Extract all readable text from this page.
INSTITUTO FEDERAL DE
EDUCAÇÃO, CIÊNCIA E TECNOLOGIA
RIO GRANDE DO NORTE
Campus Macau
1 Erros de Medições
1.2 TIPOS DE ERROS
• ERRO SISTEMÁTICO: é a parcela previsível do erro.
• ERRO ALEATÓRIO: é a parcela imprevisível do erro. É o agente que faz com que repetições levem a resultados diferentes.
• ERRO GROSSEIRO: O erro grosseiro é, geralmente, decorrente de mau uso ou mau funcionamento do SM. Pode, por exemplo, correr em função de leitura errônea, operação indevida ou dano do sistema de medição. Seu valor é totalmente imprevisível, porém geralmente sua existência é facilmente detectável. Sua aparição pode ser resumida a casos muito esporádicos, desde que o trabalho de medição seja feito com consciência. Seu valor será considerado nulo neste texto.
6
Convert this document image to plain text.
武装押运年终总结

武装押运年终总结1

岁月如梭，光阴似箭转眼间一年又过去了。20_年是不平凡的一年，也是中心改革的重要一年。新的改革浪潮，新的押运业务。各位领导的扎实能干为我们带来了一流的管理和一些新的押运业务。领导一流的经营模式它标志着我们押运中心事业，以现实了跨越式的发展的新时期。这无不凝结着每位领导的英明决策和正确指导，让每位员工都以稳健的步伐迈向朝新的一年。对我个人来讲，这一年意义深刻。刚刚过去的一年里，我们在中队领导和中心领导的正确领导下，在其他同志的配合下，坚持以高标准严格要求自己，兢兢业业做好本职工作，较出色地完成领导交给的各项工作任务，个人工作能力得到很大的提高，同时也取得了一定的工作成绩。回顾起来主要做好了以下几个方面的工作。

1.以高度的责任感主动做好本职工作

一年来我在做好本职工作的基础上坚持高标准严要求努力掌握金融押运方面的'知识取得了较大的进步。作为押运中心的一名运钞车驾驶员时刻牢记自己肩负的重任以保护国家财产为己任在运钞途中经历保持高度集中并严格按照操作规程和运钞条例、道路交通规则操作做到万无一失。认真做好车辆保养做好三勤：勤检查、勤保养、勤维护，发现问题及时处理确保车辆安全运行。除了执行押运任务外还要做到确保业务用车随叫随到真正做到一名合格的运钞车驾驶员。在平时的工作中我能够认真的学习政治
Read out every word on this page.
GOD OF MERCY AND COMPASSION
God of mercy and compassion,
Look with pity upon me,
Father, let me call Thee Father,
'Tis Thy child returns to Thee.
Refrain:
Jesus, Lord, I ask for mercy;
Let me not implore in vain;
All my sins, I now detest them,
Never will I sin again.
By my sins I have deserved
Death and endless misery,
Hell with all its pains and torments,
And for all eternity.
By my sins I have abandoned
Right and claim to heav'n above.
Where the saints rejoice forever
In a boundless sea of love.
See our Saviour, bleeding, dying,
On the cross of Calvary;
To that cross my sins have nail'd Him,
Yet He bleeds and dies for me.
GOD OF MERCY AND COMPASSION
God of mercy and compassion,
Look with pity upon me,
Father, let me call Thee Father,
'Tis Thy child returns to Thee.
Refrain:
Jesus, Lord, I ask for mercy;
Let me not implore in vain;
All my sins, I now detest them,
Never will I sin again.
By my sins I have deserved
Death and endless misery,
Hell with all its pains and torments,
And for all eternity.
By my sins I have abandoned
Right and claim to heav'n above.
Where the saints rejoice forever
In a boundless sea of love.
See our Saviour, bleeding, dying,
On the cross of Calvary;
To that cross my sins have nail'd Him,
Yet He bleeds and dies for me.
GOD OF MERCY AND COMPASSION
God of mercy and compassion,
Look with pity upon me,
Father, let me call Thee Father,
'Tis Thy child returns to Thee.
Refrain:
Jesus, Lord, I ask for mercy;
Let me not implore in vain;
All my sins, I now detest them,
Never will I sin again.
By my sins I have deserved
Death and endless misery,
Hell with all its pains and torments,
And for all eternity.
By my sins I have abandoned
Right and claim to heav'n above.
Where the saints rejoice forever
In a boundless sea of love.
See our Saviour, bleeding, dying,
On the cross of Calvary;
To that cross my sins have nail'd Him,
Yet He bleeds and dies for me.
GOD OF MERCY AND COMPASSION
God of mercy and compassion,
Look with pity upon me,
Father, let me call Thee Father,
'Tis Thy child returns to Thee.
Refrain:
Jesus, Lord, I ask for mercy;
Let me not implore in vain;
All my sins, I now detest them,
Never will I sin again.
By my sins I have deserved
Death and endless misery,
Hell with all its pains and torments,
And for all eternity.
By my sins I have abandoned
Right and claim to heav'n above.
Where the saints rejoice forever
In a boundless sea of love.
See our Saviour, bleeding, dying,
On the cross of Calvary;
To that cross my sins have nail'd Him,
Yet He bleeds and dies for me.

**What is expected**
Reproduce all the data word for word.

**Worked answer**
Extract all readable text from this page.
INSTITUTO FEDERAL DE
EDUCAÇÃO, CIÊNCIA E TECNOLOGIA
RIO GRANDE DO NORTE
Campus Macau
1 Erros de Medições
1.2 TIPOS DE ERROS
• ERRO SISTEMÁTICO: é a parcela previsível do erro.
• ERRO ALEATÓRIO: é a parcela imprevisível do erro. É o agente que faz com que repetições levem a resultados diferentes.
• ERRO GROSSEIRO: O erro grosseiro é, geralmente, decorrente de mau uso ou mau funcionamento do SM. Pode, por exemplo, correr em função de leitura errônea, operação indevida ou dano do sistema de medição. Seu valor é totalmente imprevisível, porém geralmente sua existência é facilmente detectável. Sua aparição pode ser resumida a casos muito esporádicos, desde que o trabalho de medição seja feito com consciência. Seu valor será considerado nulo neste texto.
6
Convert this document image to plain text.
武装押运年终总结

武装押运年终总结1

岁月如梭，光阴似箭转眼间一年又过去了。20_年是不平凡的一年，也是中心改革的重要一年。新的改革浪潮，新的押运业务。各位领导的扎实能干为我们带来了一流的管理和一些新的押运业务。领导一流的经营模式它标志着我们押运中心事业，以现实了跨越式的发展的新时期。这无不凝结着每位领导的英明决策和正确指导，让每位员工都以稳健的步伐迈向朝新的一年。对我个人来讲，这一年意义深刻。刚刚过去的一年里，我们在中队领导和中心领导的正确领导下，在其他同志的配合下，坚持以高标准严格要求自己，兢兢业业做好本职工作，较出色地完成领导交给的各项工作任务，个人工作能力得到很大的提高，同时也取得了一定的工作成绩。回顾起来主要做好了以下几个方面的工作。

1.以高度的责任感主动做好本职工作

一年来我在做好本职工作的基础上坚持高标准严要求努力掌握金融押运方面的'知识取得了较大的进步。作为押运中心的一名运钞车驾驶员时刻牢记自己肩负的重任以保护国家财产为己任在运钞途中经历保持高度集中并严格按照操作规程和运钞条例、道路交通规则操作做到万无一失。认真做好车辆保养做好三勤：勤检查、勤保养、勤维护，发现问题及时处理确保车辆安全运行。除了执行押运任务外还要做到确保业务用车随叫随到真正做到一名合格的运钞车驾驶员。在平时的工作中我能够认真的学习政治
Read out every word on this page.
GOD OF MERCY AND COMPASSION
God of mercy and compassion,
Look with pity upon me,
Father, let me call Thee Father,
'Tis Thy child returns to Thee.
Refrain:
Jesus, Lord, I ask for mercy;
Let me not implore in vain;
All my sins, I now detest them,
Never will I sin again.
By my sins I have deserved
Death and endless misery,
Hell with all its pains and torments,
And for all eternity.
By my sins I have abandoned
Right and claim to heav'n above.
Where the saints rejoice forever
In a boundless sea of love.
See our Saviour, bleeding, dying,
On the cross of Calvary;
To that cross my sins have nail'd Him,
Yet He bleeds and dies for me.
GOD OF MERCY AND COMPASSION
God of mercy and compassion,
Look with pity upon me,
Father, let me call Thee Father,
'Tis Thy child returns to Thee.
Refrain:
Jesus, Lord, I ask for mercy;
Let me not implore in vain;
All my sins, I now detest them,
Never will I sin again.
By my sins I have deserved
Death and endless misery,
Hell with all its pains and torments,
And for all eternity.
By my sins I have abandoned
Right and claim to heav'n above.
Where the saints rejoice forever
In a boundless sea of love.
See our Saviour, bleeding, dying,
On the cross of Calvary;
To that cross my sins have nail'd Him,
Yet He bleeds and dies for me.
GOD OF MERCY AND COMPASSION
God of mercy and compassion,
Look with pity upon me,
Father, let me call Thee Father,
'Tis Thy child returns to Thee.
Refrain:
Jesus, Lord, I ask for mercy;
Let me not implore in vain;
All my sins, I now detest them,
Never will I sin again.
By my sins I have deserved
Death and endless misery,
Hell with all its pains and torments,
And for all eternity.
By my sins I have abandoned
Right and claim to heav'n above.
Where the saints rejoice forever
In a boundless sea of love.
See our Saviour, bleeding, dying,
On the cross of Calvary;
To that cross my sins have nail'd Him,
Yet He bleeds and dies for me.
GOD OF MERCY AND COMPASSION
God of mercy and compassion,
Look with pity upon me,
Father, let me call Thee Father,
'Tis Thy child returns to Thee.
Refrain:
Jesus, Lord, I ask for mercy;
Let me not implore in vain;
All my sins, I now detest them,
Never will I sin again.
By my sins I have deserved
Death and endless misery,
Hell with all its pains and torments,
And for all eternity.
By my sins I have abandoned
Right and claim to heav'n above.
Where the saints rejoice forever
In a boundless sea of love.
See our Saviour, bleeding, dying,
On the cross of Calvary;
To that cross my sins have nail'd Him,
Yet He bleeds and dies for me.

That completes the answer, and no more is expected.